▸ **WRITTEN INSTRUCTION**: Output the full listing word for word.

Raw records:
+ + + + + + +
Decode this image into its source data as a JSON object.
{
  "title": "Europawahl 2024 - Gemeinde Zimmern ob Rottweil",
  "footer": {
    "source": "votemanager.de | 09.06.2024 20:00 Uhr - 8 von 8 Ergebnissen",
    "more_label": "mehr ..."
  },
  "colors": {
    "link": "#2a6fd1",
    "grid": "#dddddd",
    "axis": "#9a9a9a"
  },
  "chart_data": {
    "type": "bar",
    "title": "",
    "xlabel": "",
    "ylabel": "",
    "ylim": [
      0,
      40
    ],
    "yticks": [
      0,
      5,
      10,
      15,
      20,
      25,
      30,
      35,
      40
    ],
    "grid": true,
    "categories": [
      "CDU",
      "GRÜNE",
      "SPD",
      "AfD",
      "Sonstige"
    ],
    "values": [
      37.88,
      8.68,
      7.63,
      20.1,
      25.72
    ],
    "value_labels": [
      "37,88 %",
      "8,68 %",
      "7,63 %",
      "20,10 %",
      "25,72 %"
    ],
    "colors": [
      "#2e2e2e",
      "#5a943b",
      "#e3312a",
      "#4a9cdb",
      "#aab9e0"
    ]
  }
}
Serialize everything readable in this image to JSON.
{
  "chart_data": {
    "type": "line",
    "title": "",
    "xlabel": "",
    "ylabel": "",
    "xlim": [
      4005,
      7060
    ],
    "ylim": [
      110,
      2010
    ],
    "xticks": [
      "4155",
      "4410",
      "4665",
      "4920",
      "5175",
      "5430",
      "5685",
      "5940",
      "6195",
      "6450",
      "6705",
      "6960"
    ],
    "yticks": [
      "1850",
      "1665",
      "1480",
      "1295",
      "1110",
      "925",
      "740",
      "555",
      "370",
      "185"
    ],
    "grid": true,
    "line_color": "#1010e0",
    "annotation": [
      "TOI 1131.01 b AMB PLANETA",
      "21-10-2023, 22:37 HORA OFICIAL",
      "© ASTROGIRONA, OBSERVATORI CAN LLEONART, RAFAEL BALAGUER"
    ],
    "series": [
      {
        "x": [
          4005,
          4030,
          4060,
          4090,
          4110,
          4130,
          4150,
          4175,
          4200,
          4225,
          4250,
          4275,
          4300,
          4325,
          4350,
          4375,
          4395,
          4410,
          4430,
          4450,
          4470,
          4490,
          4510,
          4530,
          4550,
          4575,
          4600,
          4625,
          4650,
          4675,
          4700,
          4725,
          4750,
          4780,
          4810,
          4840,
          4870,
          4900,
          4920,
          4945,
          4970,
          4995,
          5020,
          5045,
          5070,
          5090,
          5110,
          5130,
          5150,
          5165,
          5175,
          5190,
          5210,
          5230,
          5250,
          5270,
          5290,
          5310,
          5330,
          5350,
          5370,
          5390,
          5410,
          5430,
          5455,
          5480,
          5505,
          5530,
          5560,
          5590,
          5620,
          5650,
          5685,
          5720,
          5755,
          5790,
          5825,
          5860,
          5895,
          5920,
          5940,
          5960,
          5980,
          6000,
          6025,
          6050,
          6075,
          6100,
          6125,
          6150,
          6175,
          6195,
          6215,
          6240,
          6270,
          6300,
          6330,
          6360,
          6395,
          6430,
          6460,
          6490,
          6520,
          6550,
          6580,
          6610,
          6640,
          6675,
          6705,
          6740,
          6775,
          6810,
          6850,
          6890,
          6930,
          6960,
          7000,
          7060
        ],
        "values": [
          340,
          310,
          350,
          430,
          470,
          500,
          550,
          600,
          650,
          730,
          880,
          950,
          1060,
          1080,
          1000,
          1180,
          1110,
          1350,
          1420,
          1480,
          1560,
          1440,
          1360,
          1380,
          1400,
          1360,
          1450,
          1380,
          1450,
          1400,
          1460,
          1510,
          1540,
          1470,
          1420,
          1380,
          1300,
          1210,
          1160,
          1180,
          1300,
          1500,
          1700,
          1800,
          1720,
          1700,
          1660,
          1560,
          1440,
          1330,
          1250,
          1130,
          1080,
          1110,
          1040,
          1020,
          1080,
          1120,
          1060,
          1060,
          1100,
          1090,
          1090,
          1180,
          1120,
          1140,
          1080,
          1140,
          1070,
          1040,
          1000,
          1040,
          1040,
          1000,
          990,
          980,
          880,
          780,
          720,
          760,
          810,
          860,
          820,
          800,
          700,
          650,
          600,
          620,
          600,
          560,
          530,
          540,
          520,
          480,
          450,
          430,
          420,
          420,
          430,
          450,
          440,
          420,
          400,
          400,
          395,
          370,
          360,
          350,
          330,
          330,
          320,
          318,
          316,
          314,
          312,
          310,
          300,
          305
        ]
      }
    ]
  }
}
+ + + + + + +
▸ **ANSWER FOR THE TASK**:
Decode this image into its source data as a JSON object.
{
  "title": "Europawahl 2024 - Gemeinde Zimmern ob Rottweil",
  "footer": {
    "source": "votemanager.de | 09.06.2024 20:00 Uhr - 8 von 8 Ergebnissen",
    "more_label": "mehr ..."
  },
  "colors": {
    "link": "#2a6fd1",
    "grid": "#dddddd",
    "axis": "#9a9a9a"
  },
  "chart_data": {
    "type": "bar",
    "title": "",
    "xlabel": "",
    "ylabel": "",
    "ylim": [
      0,
      40
    ],
    "yticks": [
      0,
      5,
      10,
      15,
      20,
      25,
      30,
      35,
      40
    ],
    "grid": true,
    "categories": [
      "CDU",
      "GRÜNE",
      "SPD",
      "AfD",
      "Sonstige"
    ],
    "values": [
      37.88,
      8.68,
      7.63,
      20.1,
      25.72
    ],
    "value_labels": [
      "37,88 %",
      "8,68 %",
      "7,63 %",
      "20,10 %",
      "25,72 %"
    ],
    "colors": [
      "#2e2e2e",
      "#5a943b",
      "#e3312a",
      "#4a9cdb",
      "#aab9e0"
    ]
  }
}
Serialize everything readable in this image to JSON.
{
  "chart_data": {
    "type": "line",
    "title": "",
    "xlabel": "",
    "ylabel": "",
    "xlim": [
      4005,
      7060
    ],
    "ylim": [
      110,
      2010
    ],
    "xticks": [
      "4155",
      "4410",
      "4665",
      "4920",
      "5175",
      "5430",
      "5685",
      "5940",
      "6195",
      "6450",
      "6705",
      "6960"
    ],
    "yticks": [
      "1850",
      "1665",
      "1480",
      "1295",
      "1110",
      "925",
      "740",
      "555",
      "370",
      "185"
    ],
    "grid": true,
    "line_color": "#1010e0",
    "annotation": [
      "TOI 1131.01 b AMB PLANETA",
      "21-10-2023, 22:37 HORA OFICIAL",
      "© ASTROGIRONA, OBSERVATORI CAN LLEONART, RAFAEL BALAGUER"
    ],
    "series": [
      {
        "x": [
          4005,
          4030,
          4060,
          4090,
          4110,
          4130,
          4150,
          4175,
          4200,
          4225,
          4250,
          4275,
          4300,
          4325,
          4350,
          4375,
          4395,
          4410,
          4430,
          4450,
          4470,
          4490,
          4510,
          4530,
          4550,
          4575,
          4600,
          4625,
          4650,
          4675,
          4700,
          4725,
          4750,
          4780,
          4810,
          4840,
          4870,
          4900,
          4920,
          4945,
          4970,
          4995,
          5020,
          5045,
          5070,
          5090,
          5110,
          5130,
          5150,
          5165,
          5175,
          5190,
          5210,
          5230,
          5250,
          5270,
          5290,
          5310,
          5330,
          5350,
          5370,
          5390,
          5410,
          5430,
          5455,
          5480,
          5505,
          5530,
          5560,
          5590,
          5620,
          5650,
          5685,
          5720,
          5755,
          5790,
          5825,
          5860,
          5895,
          5920,
          5940,
          5960,
          5980,
          6000,
          6025,
          6050,
          6075,
          6100,
          6125,
          6150,
          6175,
          6195,
          6215,
          6240,
          6270,
          6300,
          6330,
          6360,
          6395,
          6430,
          6460,
          6490,
          6520,
          6550,
          6580,
          6610,
          6640,
          6675,
          6705,
          6740,
          6775,
          6810,
          6850,
          6890,
          6930,
          6960,
          7000,
          7060
        ],
        "values": [
          340,
          310,
          350,
          430,
          470,
          500,
          550,
          600,
          650,
          730,
          880,
          950,
          1060,
          1080,
          1000,
          1180,
          1110,
          1350,
          1420,
          1480,
          1560,
          1440,
          1360,
          1380,
          1400,
          1360,
          1450,
          1380,
          1450,
          1400,
          1460,
          1510,
          1540,
          1470,
          1420,
          1380,
          1300,
          1210,
          1160,
          1180,
          1300,
          1500,
          1700,
          1800,
          1720,
          1700,
          1660,
          1560,
          1440,
          1330,
          1250,
          1130,
          1080,
          1110,
          1040,
          1020,
          1080,
          1120,
          1060,
          1060,
          1100,
          1090,
          1090,
          1180,
          1120,
          1140,
          1080,
          1140,
          1070,
          1040,
          1000,
          1040,
          1040,
          1000,
          990,
          980,
          880,
          780,
          720,
          760,
          810,
          860,
          820,
          800,
          700,
          650,
          600,
          620,
          600,
          560,
          530,
          540,
          520,
          480,
          450,
          430,
          420,
          420,
          430,
          450,
          440,
          420,
          400,
          400,
          395,
          370,
          360,
          350,
          330,
          330,
          320,
          318,
          316,
          314,
          312,
          310,
          300,
          305
        ]
      }
    ]
  }
}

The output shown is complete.